WORK TO DO ::
Return each entry exactly, omitting nothing.

* Begin THE DATA *

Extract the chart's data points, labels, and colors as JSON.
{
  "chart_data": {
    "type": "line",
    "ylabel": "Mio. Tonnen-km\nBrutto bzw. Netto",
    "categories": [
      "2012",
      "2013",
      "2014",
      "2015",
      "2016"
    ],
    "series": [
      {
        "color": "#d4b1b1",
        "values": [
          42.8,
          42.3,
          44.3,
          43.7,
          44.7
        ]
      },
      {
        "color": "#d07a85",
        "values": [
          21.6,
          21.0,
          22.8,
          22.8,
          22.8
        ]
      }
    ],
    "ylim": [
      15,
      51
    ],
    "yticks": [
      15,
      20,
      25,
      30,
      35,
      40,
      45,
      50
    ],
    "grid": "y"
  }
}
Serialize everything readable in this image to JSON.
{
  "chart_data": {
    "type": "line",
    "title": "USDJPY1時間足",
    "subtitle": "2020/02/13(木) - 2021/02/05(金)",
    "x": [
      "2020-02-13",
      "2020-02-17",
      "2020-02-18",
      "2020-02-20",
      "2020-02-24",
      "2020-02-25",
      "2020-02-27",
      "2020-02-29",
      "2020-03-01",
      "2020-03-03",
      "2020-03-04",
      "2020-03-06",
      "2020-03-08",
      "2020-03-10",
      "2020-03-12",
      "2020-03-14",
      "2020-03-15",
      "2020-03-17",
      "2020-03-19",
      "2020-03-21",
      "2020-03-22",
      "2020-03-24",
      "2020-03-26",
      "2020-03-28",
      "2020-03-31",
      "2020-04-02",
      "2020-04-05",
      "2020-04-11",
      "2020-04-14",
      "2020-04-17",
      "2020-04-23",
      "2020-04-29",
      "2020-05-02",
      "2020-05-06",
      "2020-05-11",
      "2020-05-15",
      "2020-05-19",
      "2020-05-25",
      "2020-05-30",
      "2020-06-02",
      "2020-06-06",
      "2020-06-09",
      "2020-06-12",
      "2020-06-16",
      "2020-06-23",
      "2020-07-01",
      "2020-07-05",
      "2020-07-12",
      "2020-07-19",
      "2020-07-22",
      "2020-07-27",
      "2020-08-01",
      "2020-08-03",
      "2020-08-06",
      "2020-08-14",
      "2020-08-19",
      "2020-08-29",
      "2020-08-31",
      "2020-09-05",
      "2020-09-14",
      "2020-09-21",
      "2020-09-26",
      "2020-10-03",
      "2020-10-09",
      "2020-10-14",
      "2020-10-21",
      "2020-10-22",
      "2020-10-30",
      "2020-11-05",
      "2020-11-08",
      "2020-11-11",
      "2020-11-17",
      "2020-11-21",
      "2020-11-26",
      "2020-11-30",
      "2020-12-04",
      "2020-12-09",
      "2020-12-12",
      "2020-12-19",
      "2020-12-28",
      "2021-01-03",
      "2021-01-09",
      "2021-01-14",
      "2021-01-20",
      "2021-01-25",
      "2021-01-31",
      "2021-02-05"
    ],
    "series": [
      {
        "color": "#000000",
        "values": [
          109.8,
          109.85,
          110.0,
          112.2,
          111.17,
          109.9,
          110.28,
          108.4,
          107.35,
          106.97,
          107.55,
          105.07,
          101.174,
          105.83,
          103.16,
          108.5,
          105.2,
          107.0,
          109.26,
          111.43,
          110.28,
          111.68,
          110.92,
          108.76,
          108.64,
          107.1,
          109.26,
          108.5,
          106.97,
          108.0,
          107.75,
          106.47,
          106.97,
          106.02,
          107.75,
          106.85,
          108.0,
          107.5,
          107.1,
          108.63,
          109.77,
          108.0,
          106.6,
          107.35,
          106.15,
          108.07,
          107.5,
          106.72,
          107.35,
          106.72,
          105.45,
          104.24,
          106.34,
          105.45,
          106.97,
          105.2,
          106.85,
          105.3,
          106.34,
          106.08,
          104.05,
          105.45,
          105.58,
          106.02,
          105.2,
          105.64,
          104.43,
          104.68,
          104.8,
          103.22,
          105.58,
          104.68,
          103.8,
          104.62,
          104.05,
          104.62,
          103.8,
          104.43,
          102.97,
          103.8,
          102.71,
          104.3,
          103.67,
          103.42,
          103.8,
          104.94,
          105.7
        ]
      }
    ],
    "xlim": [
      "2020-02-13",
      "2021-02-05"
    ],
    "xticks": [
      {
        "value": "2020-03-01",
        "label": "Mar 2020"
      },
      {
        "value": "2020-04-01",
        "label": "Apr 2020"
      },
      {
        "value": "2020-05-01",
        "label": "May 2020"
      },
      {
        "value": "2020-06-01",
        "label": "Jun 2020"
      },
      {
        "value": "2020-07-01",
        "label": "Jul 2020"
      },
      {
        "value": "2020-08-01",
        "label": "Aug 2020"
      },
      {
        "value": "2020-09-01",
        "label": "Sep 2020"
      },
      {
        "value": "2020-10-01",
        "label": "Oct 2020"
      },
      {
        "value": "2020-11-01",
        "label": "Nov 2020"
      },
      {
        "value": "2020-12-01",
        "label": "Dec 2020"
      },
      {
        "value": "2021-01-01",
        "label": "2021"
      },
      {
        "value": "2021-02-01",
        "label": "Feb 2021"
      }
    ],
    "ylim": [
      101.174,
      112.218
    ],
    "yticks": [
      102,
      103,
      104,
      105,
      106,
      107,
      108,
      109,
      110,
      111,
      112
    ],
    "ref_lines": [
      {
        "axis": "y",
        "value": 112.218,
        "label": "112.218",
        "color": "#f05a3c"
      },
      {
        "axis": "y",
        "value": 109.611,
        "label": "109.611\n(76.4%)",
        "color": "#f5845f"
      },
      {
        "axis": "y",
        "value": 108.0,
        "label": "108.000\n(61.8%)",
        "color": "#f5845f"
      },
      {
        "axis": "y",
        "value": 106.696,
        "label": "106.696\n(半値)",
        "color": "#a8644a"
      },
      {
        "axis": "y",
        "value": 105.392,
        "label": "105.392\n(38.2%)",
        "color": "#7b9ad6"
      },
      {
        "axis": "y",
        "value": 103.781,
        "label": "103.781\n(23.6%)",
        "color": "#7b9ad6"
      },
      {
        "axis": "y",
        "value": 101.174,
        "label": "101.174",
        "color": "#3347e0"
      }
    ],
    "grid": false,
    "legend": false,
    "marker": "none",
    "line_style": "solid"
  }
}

* End THE DATA *

WORKED SOLUTION ::
Extract the chart's data points, labels, and colors as JSON.
{
  "chart_data": {
    "type": "line",
    "ylabel": "Mio. Tonnen-km\nBrutto bzw. Netto",
    "categories": [
      "2012",
      "2013",
      "2014",
      "2015",
      "2016"
    ],
    "series": [
      {
        "color": "#d4b1b1",
        "values": [
          42.8,
          42.3,
          44.3,
          43.7,
          44.7
        ]
      },
      {
        "color": "#d07a85",
        "values": [
          21.6,
          21.0,
          22.8,
          22.8,
          22.8
        ]
      }
    ],
    "ylim": [
      15,
      51
    ],
    "yticks": [
      15,
      20,
      25,
      30,
      35,
      40,
      45,
      50
    ],
    "grid": "y"
  }
}
Serialize everything readable in this image to JSON.
{
  "chart_data": {
    "type": "line",
    "title": "USDJPY1時間足",
    "subtitle": "2020/02/13(木) - 2021/02/05(金)",
    "x": [
      "2020-02-13",
      "2020-02-17",
      "2020-02-18",
      "2020-02-20",
      "2020-02-24",
      "2020-02-25",
      "2020-02-27",
      "2020-02-29",
      "2020-03-01",
      "2020-03-03",
      "2020-03-04",
      "2020-03-06",
      "2020-03-08",
      "2020-03-10",
      "2020-03-12",
      "2020-03-14",
      "2020-03-15",
      "2020-03-17",
      "2020-03-19",
      "2020-03-21",
      "2020-03-22",
      "2020-03-24",
      "2020-03-26",
      "2020-03-28",
      "2020-03-31",
      "2020-04-02",
      "2020-04-05",
      "2020-04-11",
      "2020-04-14",
      "2020-04-17",
      "2020-04-23",
      "2020-04-29",
      "2020-05-02",
      "2020-05-06",
      "2020-05-11",
      "2020-05-15",
      "2020-05-19",
      "2020-05-25",
      "2020-05-30",
      "2020-06-02",
      "2020-06-06",
      "2020-06-09",
      "2020-06-12",
      "2020-06-16",
      "2020-06-23",
      "2020-07-01",
      "2020-07-05",
      "2020-07-12",
      "2020-07-19",
      "2020-07-22",
      "2020-07-27",
      "2020-08-01",
      "2020-08-03",
      "2020-08-06",
      "2020-08-14",
      "2020-08-19",
      "2020-08-29",
      "2020-08-31",
      "2020-09-05",
      "2020-09-14",
      "2020-09-21",
      "2020-09-26",
      "2020-10-03",
      "2020-10-09",
      "2020-10-14",
      "2020-10-21",
      "2020-10-22",
      "2020-10-30",
      "2020-11-05",
      "2020-11-08",
      "2020-11-11",
      "2020-11-17",
      "2020-11-21",
      "2020-11-26",
      "2020-11-30",
      "2020-12-04",
      "2020-12-09",
      "2020-12-12",
      "2020-12-19",
      "2020-12-28",
      "2021-01-03",
      "2021-01-09",
      "2021-01-14",
      "2021-01-20",
      "2021-01-25",
      "2021-01-31",
      "2021-02-05"
    ],
    "series": [
      {
        "color": "#000000",
        "values": [
          109.8,
          109.85,
          110.0,
          112.2,
          111.17,
          109.9,
          110.28,
          108.4,
          107.35,
          106.97,
          107.55,
          105.07,
          101.174,
          105.83,
          103.16,
          108.5,
          105.2,
          107.0,
          109.26,
          111.43,
          110.28,
          111.68,
          110.92,
          108.76,
          108.64,
          107.1,
          109.26,
          108.5,
          106.97,
          108.0,
          107.75,
          106.47,
          106.97,
          106.02,
          107.75,
          106.85,
          108.0,
          107.5,
          107.1,
          108.63,
          109.77,
          108.0,
          106.6,
          107.35,
          106.15,
          108.07,
          107.5,
          106.72,
          107.35,
          106.72,
          105.45,
          104.24,
          106.34,
          105.45,
          106.97,
          105.2,
          106.85,
          105.3,
          106.34,
          106.08,
          104.05,
          105.45,
          105.58,
          106.02,
          105.2,
          105.64,
          104.43,
          104.68,
          104.8,
          103.22,
          105.58,
          104.68,
          103.8,
          104.62,
          104.05,
          104.62,
          103.8,
          104.43,
          102.97,
          103.8,
          102.71,
          104.3,
          103.67,
          103.42,
          103.8,
          104.94,
          105.7
        ]
      }
    ],
    "xlim": [
      "2020-02-13",
      "2021-02-05"
    ],
    "xticks": [
      {
        "value": "2020-03-01",
        "label": "Mar 2020"
      },
      {
        "value": "2020-04-01",
        "label": "Apr 2020"
      },
      {
        "value": "2020-05-01",
        "label": "May 2020"
      },
      {
        "value": "2020-06-01",
        "label": "Jun 2020"
      },
      {
        "value": "2020-07-01",
        "label": "Jul 2020"
      },
      {
        "value": "2020-08-01",
        "label": "Aug 2020"
      },
      {
        "value": "2020-09-01",
        "label": "Sep 2020"
      },
      {
        "value": "2020-10-01",
        "label": "Oct 2020"
      },
      {
        "value": "2020-11-01",
        "label": "Nov 2020"
      },
      {
        "value": "2020-12-01",
        "label": "Dec 2020"
      },
      {
        "value": "2021-01-01",
        "label": "2021"
      },
      {
        "value": "2021-02-01",
        "label": "Feb 2021"
      }
    ],
    "ylim": [
      101.174,
      112.218
    ],
    "yticks": [
      102,
      103,
      104,
      105,
      106,
      107,
      108,
      109,
      110,
      111,
      112
    ],
    "ref_lines": [
      {
        "axis": "y",
        "value": 112.218,
        "label": "112.218",
        "color": "#f05a3c"
      },
      {
        "axis": "y",
        "value": 109.611,
        "label": "109.611\n(76.4%)",
        "color": "#f5845f"
      },
      {
        "axis": "y",
        "value": 108.0,
        "label": "108.000\n(61.8%)",
        "color": "#f5845f"
      },
      {
        "axis": "y",
        "value": 106.696,
        "label": "106.696\n(半値)",
        "color": "#a8644a"
      },
      {
        "axis": "y",
        "value": 105.392,
        "label": "105.392\n(38.2%)",
        "color": "#7b9ad6"
      },
      {
        "axis": "y",
        "value": 103.781,
        "label": "103.781\n(23.6%)",
        "color": "#7b9ad6"
      },
      {
        "axis": "y",
        "value": 101.174,
        "label": "101.174",
        "color": "#3347e0"
      }
    ],
    "grid": false,
    "legend": false,
    "marker": "none",
    "line_style": "solid"
  }
}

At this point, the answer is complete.